Challenge: Reproduce the listing word for word. Skip any image.

━━━ Material supplied ━━━

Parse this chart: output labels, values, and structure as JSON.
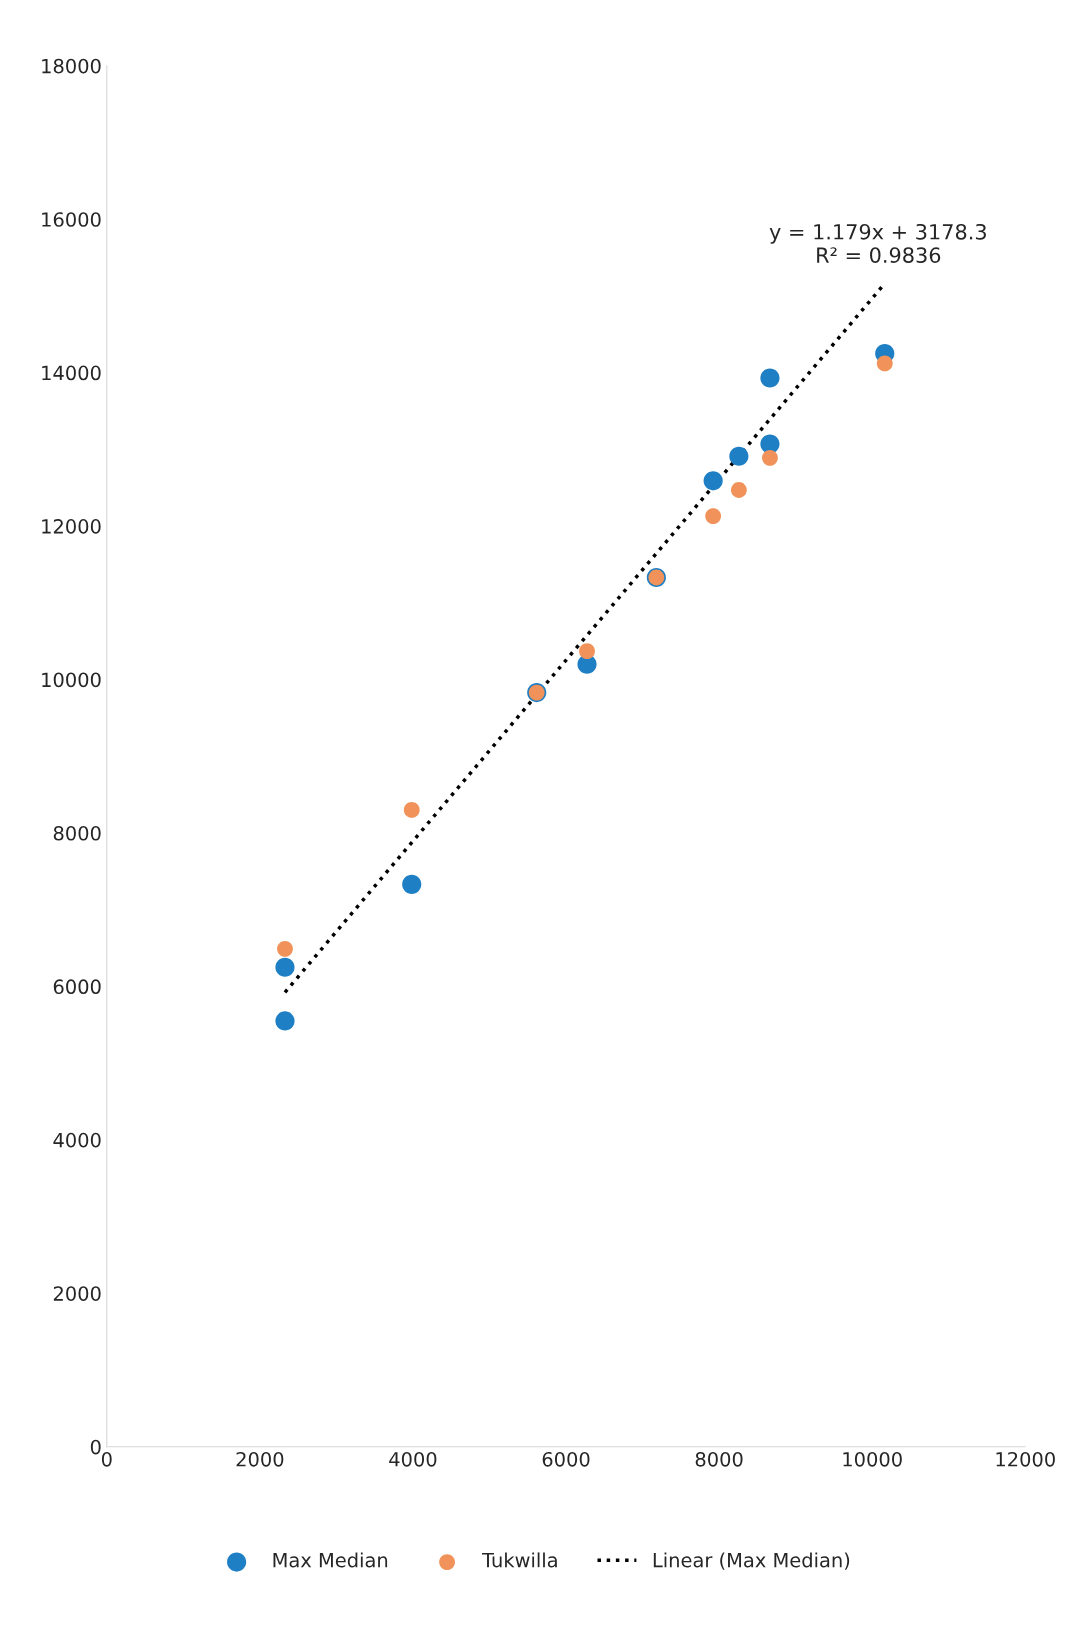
{
  "chart_data": {
    "type": "scatter",
    "x": [
      10164,
      8664,
      8664,
      8258,
      7922,
      7180,
      6274,
      5617,
      3984,
      2328,
      2328
    ],
    "series": [
      {
        "name": "Max Median",
        "color": "#1f7fc4",
        "values": [
          14250,
          13930,
          13070,
          12910,
          12590,
          11330,
          10200,
          9830,
          7330,
          6250,
          5550
        ]
      },
      {
        "name": "Tukwilla",
        "color": "#f0925a",
        "x": [
          10164,
          8664,
          8258,
          7922,
          7180,
          6274,
          5617,
          3984,
          2328
        ],
        "values": [
          14120,
          12890,
          12470,
          12130,
          11330,
          10370,
          9830,
          8300,
          6490
        ]
      },
      {
        "name": "Linear (Max Median)",
        "type": "line",
        "color": "#000000",
        "line_style": "dotted",
        "marker": "none",
        "x": [
          2328,
          10164
        ],
        "values": [
          5923,
          15162
        ]
      }
    ],
    "annotations": [
      "y = 1.179x + 3178.3",
      "R² = 0.9836"
    ],
    "xlim": [
      0,
      12000
    ],
    "xticks": [
      0,
      2000,
      4000,
      6000,
      8000,
      10000,
      12000
    ],
    "ylim": [
      0,
      18000
    ],
    "yticks": [
      0,
      2000,
      4000,
      6000,
      8000,
      10000,
      12000,
      14000,
      16000,
      18000
    ],
    "marker": "circle",
    "grid": false,
    "legend": "bottom"
  }
}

━━━

Answer for the task:
Parse this chart: output labels, values, and structure as JSON.
{
  "chart_data": {
    "type": "scatter",
    "x": [
      10164,
      8664,
      8664,
      8258,
      7922,
      7180,
      6274,
      5617,
      3984,
      2328,
      2328
    ],
    "series": [
      {
        "name": "Max Median",
        "color": "#1f7fc4",
        "values": [
          14250,
          13930,
          13070,
          12910,
          12590,
          11330,
          10200,
          9830,
          7330,
          6250,
          5550
        ]
      },
      {
        "name": "Tukwilla",
        "color": "#f0925a",
        "x": [
          10164,
          8664,
          8258,
          7922,
          7180,
          6274,
          5617,
          3984,
          2328
        ],
        "values": [
          14120,
          12890,
          12470,
          12130,
          11330,
          10370,
          9830,
          8300,
          6490
        ]
      },
      {
        "name": "Linear (Max Median)",
        "type": "line",
        "color": "#000000",
        "line_style": "dotted",
        "marker": "none",
        "x": [
          2328,
          10164
        ],
        "values": [
          5923,
          15162
        ]
      }
    ],
    "annotations": [
      "y = 1.179x + 3178.3",
      "R² = 0.9836"
    ],
    "xlim": [
      0,
      12000
    ],
    "xticks": [
      0,
      2000,
      4000,
      6000,
      8000,
      10000,
      12000
    ],
    "ylim": [
      0,
      18000
    ],
    "yticks": [
      0,
      2000,
      4000,
      6000,
      8000,
      10000,
      12000,
      14000,
      16000,
      18000
    ],
    "marker": "circle",
    "grid": false,
    "legend": "bottom"
  }
}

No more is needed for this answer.